* [GIVEN TASK] Write every line of the material out exactly as shown.

** BEGIN GIVEN RECORDS **

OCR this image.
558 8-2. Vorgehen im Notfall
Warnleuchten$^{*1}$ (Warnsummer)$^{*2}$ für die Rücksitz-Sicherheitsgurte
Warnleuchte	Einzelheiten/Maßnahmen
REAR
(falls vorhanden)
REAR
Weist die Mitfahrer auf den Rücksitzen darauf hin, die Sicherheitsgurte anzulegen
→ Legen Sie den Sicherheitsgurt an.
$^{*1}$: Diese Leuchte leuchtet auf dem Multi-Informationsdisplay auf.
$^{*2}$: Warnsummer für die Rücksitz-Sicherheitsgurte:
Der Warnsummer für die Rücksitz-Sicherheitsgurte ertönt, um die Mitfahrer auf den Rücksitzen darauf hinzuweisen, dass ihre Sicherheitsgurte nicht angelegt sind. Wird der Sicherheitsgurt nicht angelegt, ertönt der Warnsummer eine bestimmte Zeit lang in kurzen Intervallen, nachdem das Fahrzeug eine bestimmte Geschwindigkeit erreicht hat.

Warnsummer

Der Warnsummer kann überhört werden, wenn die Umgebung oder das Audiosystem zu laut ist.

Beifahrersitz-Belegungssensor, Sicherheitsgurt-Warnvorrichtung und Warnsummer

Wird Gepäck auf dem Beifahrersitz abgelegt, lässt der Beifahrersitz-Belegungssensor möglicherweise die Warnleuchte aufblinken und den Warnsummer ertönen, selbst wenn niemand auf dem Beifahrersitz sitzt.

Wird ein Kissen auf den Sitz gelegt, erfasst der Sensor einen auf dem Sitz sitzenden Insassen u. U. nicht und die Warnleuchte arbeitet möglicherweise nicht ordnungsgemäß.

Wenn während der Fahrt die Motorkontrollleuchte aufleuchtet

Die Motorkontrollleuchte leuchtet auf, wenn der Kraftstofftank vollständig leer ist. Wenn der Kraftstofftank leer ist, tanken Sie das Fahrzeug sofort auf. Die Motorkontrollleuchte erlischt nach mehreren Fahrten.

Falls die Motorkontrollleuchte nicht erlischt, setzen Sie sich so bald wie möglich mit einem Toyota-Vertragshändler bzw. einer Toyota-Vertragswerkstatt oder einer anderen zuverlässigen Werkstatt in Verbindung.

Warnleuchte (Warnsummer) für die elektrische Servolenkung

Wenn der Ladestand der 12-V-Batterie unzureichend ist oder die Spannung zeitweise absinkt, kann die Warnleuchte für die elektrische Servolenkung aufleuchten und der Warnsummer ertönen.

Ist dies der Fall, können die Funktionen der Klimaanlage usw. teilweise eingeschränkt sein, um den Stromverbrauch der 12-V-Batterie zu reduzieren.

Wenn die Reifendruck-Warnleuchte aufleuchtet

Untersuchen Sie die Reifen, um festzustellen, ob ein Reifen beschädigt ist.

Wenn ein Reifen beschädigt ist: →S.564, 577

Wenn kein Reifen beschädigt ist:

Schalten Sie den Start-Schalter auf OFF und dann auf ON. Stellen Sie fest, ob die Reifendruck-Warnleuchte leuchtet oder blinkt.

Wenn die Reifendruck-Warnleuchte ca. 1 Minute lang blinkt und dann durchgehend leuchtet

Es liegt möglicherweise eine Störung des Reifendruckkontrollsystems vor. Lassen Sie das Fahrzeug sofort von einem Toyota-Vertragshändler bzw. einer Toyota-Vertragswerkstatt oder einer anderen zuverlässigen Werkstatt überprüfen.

** END GIVEN RECORDS **

* [RESULT FOR THIS EXERCISE]
OCR this image.
558 8-2. Vorgehen im Notfall
Warnleuchten$^{*1}$ (Warnsummer)$^{*2}$ für die Rücksitz-Sicherheitsgurte
Warnleuchte	Einzelheiten/Maßnahmen
REAR
(falls vorhanden)
REAR
Weist die Mitfahrer auf den Rücksitzen darauf hin, die Sicherheitsgurte anzulegen
→ Legen Sie den Sicherheitsgurt an.
$^{*1}$: Diese Leuchte leuchtet auf dem Multi-Informationsdisplay auf.
$^{*2}$: Warnsummer für die Rücksitz-Sicherheitsgurte:
Der Warnsummer für die Rücksitz-Sicherheitsgurte ertönt, um die Mitfahrer auf den Rücksitzen darauf hinzuweisen, dass ihre Sicherheitsgurte nicht angelegt sind. Wird der Sicherheitsgurt nicht angelegt, ertönt der Warnsummer eine bestimmte Zeit lang in kurzen Intervallen, nachdem das Fahrzeug eine bestimmte Geschwindigkeit erreicht hat.

Warnsummer

Der Warnsummer kann überhört werden, wenn die Umgebung oder das Audiosystem zu laut ist.

Beifahrersitz-Belegungssensor, Sicherheitsgurt-Warnvorrichtung und Warnsummer

Wird Gepäck auf dem Beifahrersitz abgelegt, lässt der Beifahrersitz-Belegungssensor möglicherweise die Warnleuchte aufblinken und den Warnsummer ertönen, selbst wenn niemand auf dem Beifahrersitz sitzt.

Wird ein Kissen auf den Sitz gelegt, erfasst der Sensor einen auf dem Sitz sitzenden Insassen u. U. nicht und die Warnleuchte arbeitet möglicherweise nicht ordnungsgemäß.

Wenn während der Fahrt die Motorkontrollleuchte aufleuchtet

Die Motorkontrollleuchte leuchtet auf, wenn der Kraftstofftank vollständig leer ist. Wenn der Kraftstofftank leer ist, tanken Sie das Fahrzeug sofort auf. Die Motorkontrollleuchte erlischt nach mehreren Fahrten.

Falls die Motorkontrollleuchte nicht erlischt, setzen Sie sich so bald wie möglich mit einem Toyota-Vertragshändler bzw. einer Toyota-Vertragswerkstatt oder einer anderen zuverlässigen Werkstatt in Verbindung.

Warnleuchte (Warnsummer) für die elektrische Servolenkung

Wenn der Ladestand der 12-V-Batterie unzureichend ist oder die Spannung zeitweise absinkt, kann die Warnleuchte für die elektrische Servolenkung aufleuchten und der Warnsummer ertönen.

Ist dies der Fall, können die Funktionen der Klimaanlage usw. teilweise eingeschränkt sein, um den Stromverbrauch der 12-V-Batterie zu reduzieren.

Wenn die Reifendruck-Warnleuchte aufleuchtet

Untersuchen Sie die Reifen, um festzustellen, ob ein Reifen beschädigt ist.

Wenn ein Reifen beschädigt ist: →S.564, 577

Wenn kein Reifen beschädigt ist:

Schalten Sie den Start-Schalter auf OFF und dann auf ON. Stellen Sie fest, ob die Reifendruck-Warnleuchte leuchtet oder blinkt.

Wenn die Reifendruck-Warnleuchte ca. 1 Minute lang blinkt und dann durchgehend leuchtet

Es liegt möglicherweise eine Störung des Reifendruckkontrollsystems vor. Lassen Sie das Fahrzeug sofort von einem Toyota-Vertragshändler bzw. einer Toyota-Vertragswerkstatt oder einer anderen zuverlässigen Werkstatt überprüfen.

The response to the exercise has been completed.